→ **Rows from a figure dataset**:
::::

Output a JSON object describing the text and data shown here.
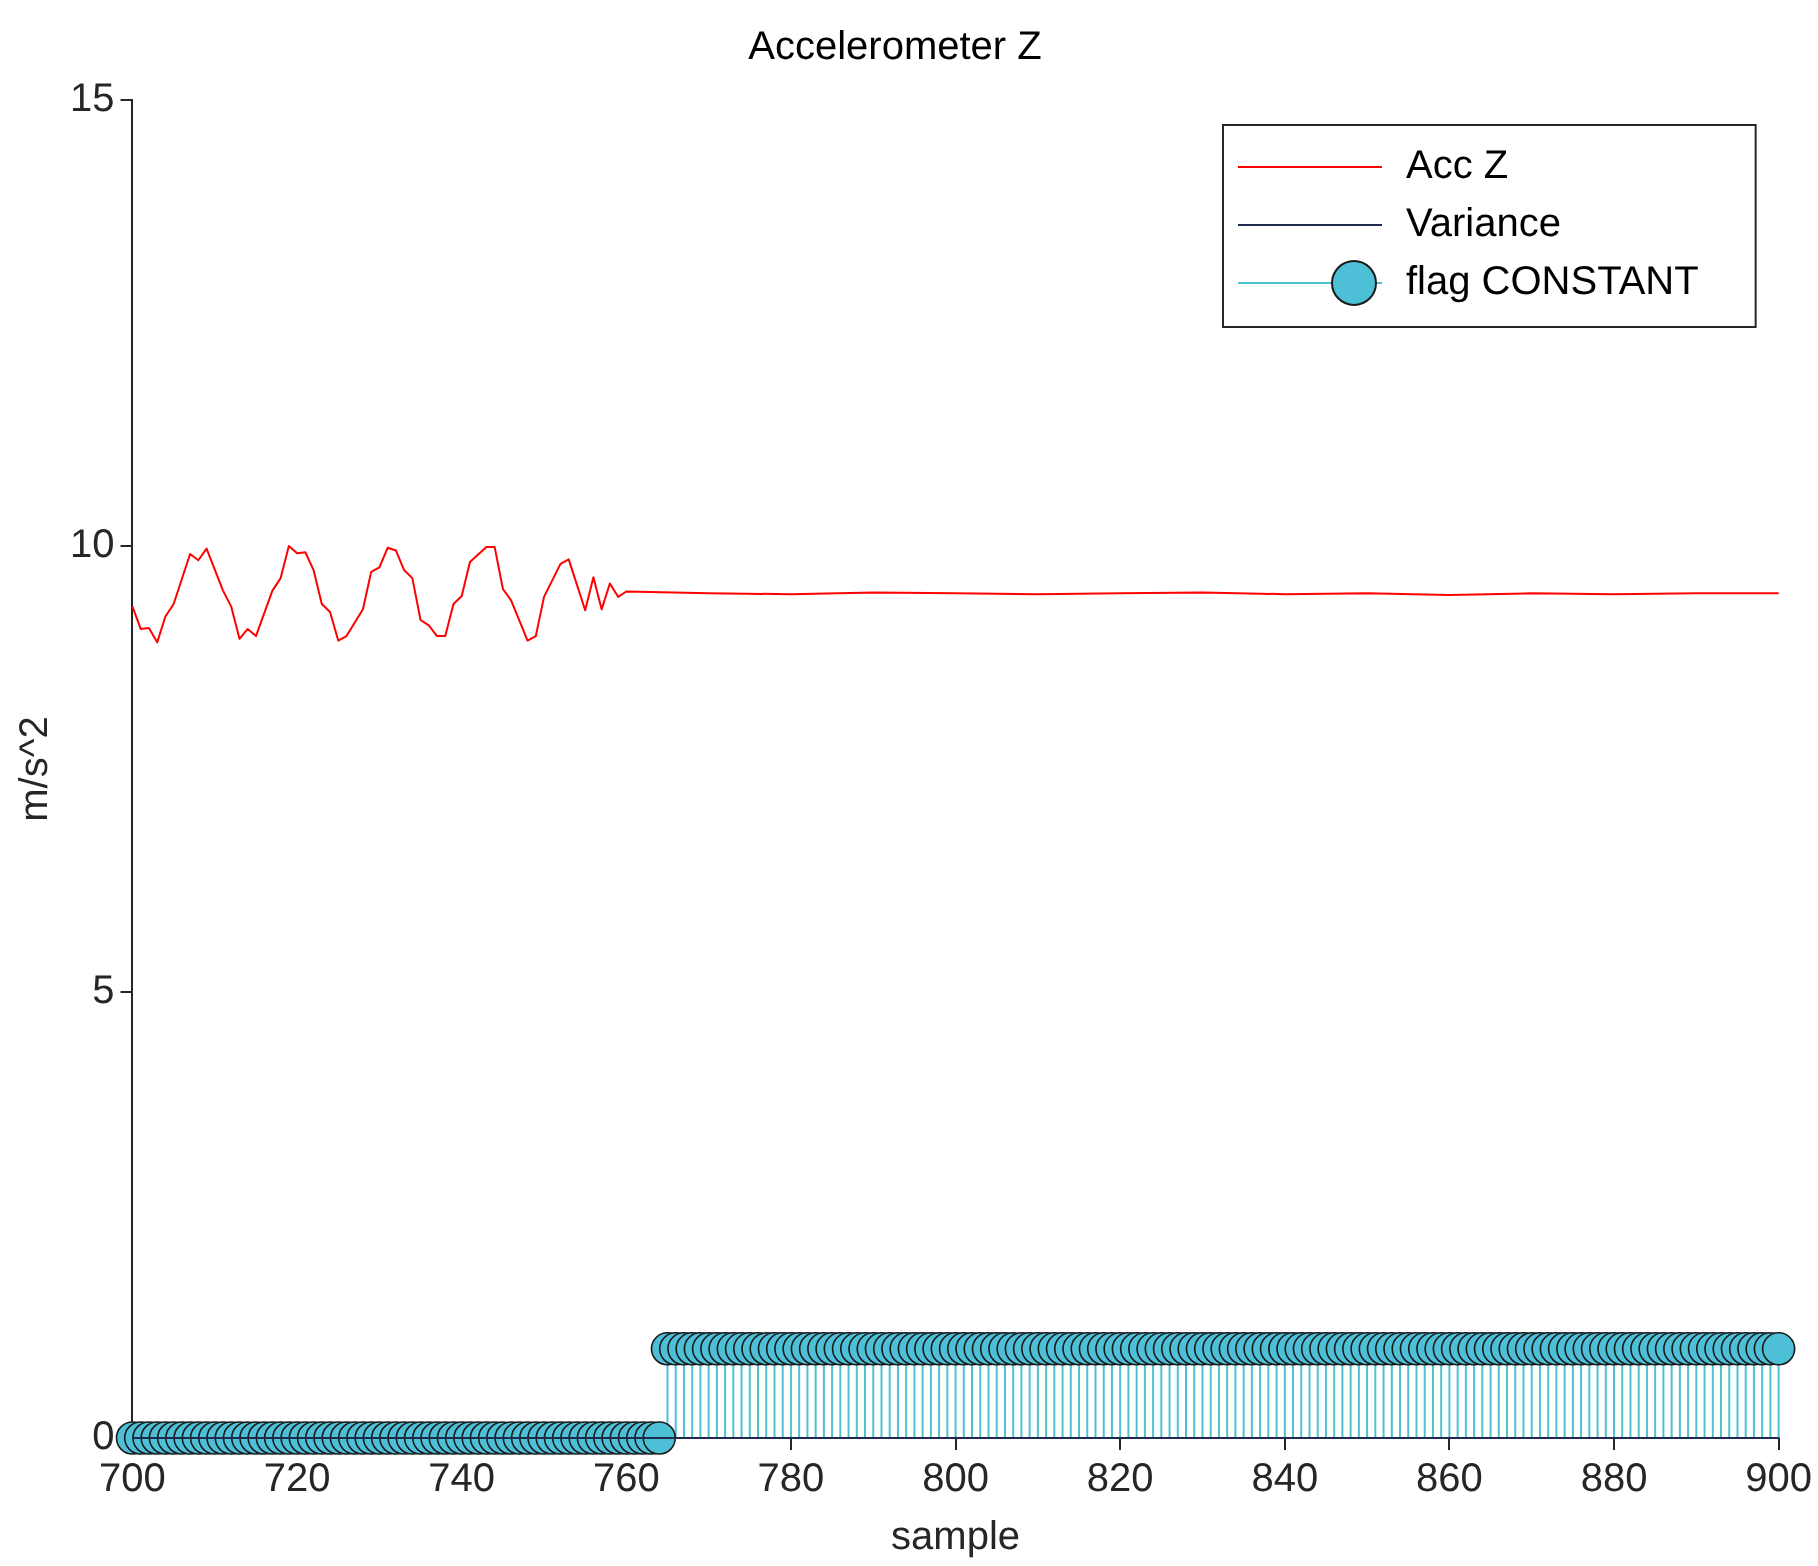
{
  "chart_data": {
    "type": "line",
    "title": "Accelerometer Z",
    "xlabel": "sample",
    "ylabel": "m/s^2",
    "xlim": [
      700,
      900
    ],
    "xticks": [
      700,
      720,
      740,
      760,
      780,
      800,
      820,
      840,
      860,
      880,
      900
    ],
    "ylim": [
      0,
      15
    ],
    "yticks": [
      0,
      5,
      10,
      15
    ],
    "grid": false,
    "legend": "top right",
    "series": [
      {
        "name": "Acc Z",
        "color": "#ff0000",
        "marker": "none",
        "x": [
          700,
          701,
          702,
          703,
          704,
          705,
          707,
          708,
          709,
          711,
          712,
          713,
          714,
          715,
          717,
          718,
          719,
          720,
          721,
          722,
          723,
          724,
          725,
          726,
          728,
          729,
          730,
          731,
          732,
          733,
          734,
          735,
          736,
          737,
          738,
          739,
          740,
          741,
          743,
          744,
          745,
          746,
          748,
          749,
          750,
          752,
          753,
          755,
          756,
          757,
          758,
          759,
          760,
          770,
          780,
          790,
          800,
          810,
          820,
          830,
          840,
          850,
          860,
          870,
          880,
          890,
          900
        ],
        "values": [
          9.32,
          9.07,
          9.08,
          8.92,
          9.21,
          9.35,
          9.91,
          9.84,
          9.97,
          9.5,
          9.32,
          8.96,
          9.07,
          8.99,
          9.5,
          9.64,
          10.0,
          9.92,
          9.93,
          9.73,
          9.35,
          9.26,
          8.94,
          8.99,
          9.29,
          9.71,
          9.76,
          9.98,
          9.95,
          9.73,
          9.64,
          9.17,
          9.11,
          8.99,
          8.99,
          9.35,
          9.44,
          9.82,
          9.99,
          9.99,
          9.52,
          9.39,
          8.94,
          8.99,
          9.43,
          9.8,
          9.85,
          9.28,
          9.65,
          9.29,
          9.58,
          9.43,
          9.49,
          9.47,
          9.46,
          9.48,
          9.47,
          9.46,
          9.47,
          9.48,
          9.46,
          9.47,
          9.45,
          9.47,
          9.46,
          9.47,
          9.47
        ]
      },
      {
        "name": "Variance",
        "color": "#1c2b4c",
        "marker": "none",
        "x": [
          700,
          900
        ],
        "values": [
          0,
          0
        ]
      },
      {
        "name": "flag CONSTANT",
        "type": "lollipop",
        "color": "#4dbfd6",
        "marker": "circle",
        "x": [
          700,
          701,
          702,
          703,
          704,
          705,
          706,
          707,
          708,
          709,
          710,
          711,
          712,
          713,
          714,
          715,
          716,
          717,
          718,
          719,
          720,
          721,
          722,
          723,
          724,
          725,
          726,
          727,
          728,
          729,
          730,
          731,
          732,
          733,
          734,
          735,
          736,
          737,
          738,
          739,
          740,
          741,
          742,
          743,
          744,
          745,
          746,
          747,
          748,
          749,
          750,
          751,
          752,
          753,
          754,
          755,
          756,
          757,
          758,
          759,
          760,
          761,
          762,
          763,
          764,
          765,
          766,
          767,
          768,
          769,
          770,
          771,
          772,
          773,
          774,
          775,
          776,
          777,
          778,
          779,
          780,
          781,
          782,
          783,
          784,
          785,
          786,
          787,
          788,
          789,
          790,
          791,
          792,
          793,
          794,
          795,
          796,
          797,
          798,
          799,
          800,
          801,
          802,
          803,
          804,
          805,
          806,
          807,
          808,
          809,
          810,
          811,
          812,
          813,
          814,
          815,
          816,
          817,
          818,
          819,
          820,
          821,
          822,
          823,
          824,
          825,
          826,
          827,
          828,
          829,
          830,
          831,
          832,
          833,
          834,
          835,
          836,
          837,
          838,
          839,
          840,
          841,
          842,
          843,
          844,
          845,
          846,
          847,
          848,
          849,
          850,
          851,
          852,
          853,
          854,
          855,
          856,
          857,
          858,
          859,
          860,
          861,
          862,
          863,
          864,
          865,
          866,
          867,
          868,
          869,
          870,
          871,
          872,
          873,
          874,
          875,
          876,
          877,
          878,
          879,
          880,
          881,
          882,
          883,
          884,
          885,
          886,
          887,
          888,
          889,
          890,
          891,
          892,
          893,
          894,
          895,
          896,
          897,
          898,
          899,
          900
        ],
        "values": [
          0,
          0,
          0,
          0,
          0,
          0,
          0,
          0,
          0,
          0,
          0,
          0,
          0,
          0,
          0,
          0,
          0,
          0,
          0,
          0,
          0,
          0,
          0,
          0,
          0,
          0,
          0,
          0,
          0,
          0,
          0,
          0,
          0,
          0,
          0,
          0,
          0,
          0,
          0,
          0,
          0,
          0,
          0,
          0,
          0,
          0,
          0,
          0,
          0,
          0,
          0,
          0,
          0,
          0,
          0,
          0,
          0,
          0,
          0,
          0,
          0,
          0,
          0,
          0,
          0,
          1,
          1,
          1,
          1,
          1,
          1,
          1,
          1,
          1,
          1,
          1,
          1,
          1,
          1,
          1,
          1,
          1,
          1,
          1,
          1,
          1,
          1,
          1,
          1,
          1,
          1,
          1,
          1,
          1,
          1,
          1,
          1,
          1,
          1,
          1,
          1,
          1,
          1,
          1,
          1,
          1,
          1,
          1,
          1,
          1,
          1,
          1,
          1,
          1,
          1,
          1,
          1,
          1,
          1,
          1,
          1,
          1,
          1,
          1,
          1,
          1,
          1,
          1,
          1,
          1,
          1,
          1,
          1,
          1,
          1,
          1,
          1,
          1,
          1,
          1,
          1,
          1,
          1,
          1,
          1,
          1,
          1,
          1,
          1,
          1,
          1,
          1,
          1,
          1,
          1,
          1,
          1,
          1,
          1,
          1,
          1,
          1,
          1,
          1,
          1,
          1,
          1,
          1,
          1,
          1,
          1,
          1,
          1,
          1,
          1,
          1,
          1,
          1,
          1,
          1,
          1,
          1,
          1,
          1,
          1,
          1,
          1,
          1,
          1,
          1,
          1,
          1,
          1,
          1,
          1,
          1,
          1,
          1,
          1,
          1,
          1
        ]
      }
    ]
  }
}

::::

→ **What is needed**: Pull out all lines in the data above that include "name".

→ **Exercise response**:
        "name": "Acc Z",
        "name": "Variance",
        "name": "flag CONSTANT",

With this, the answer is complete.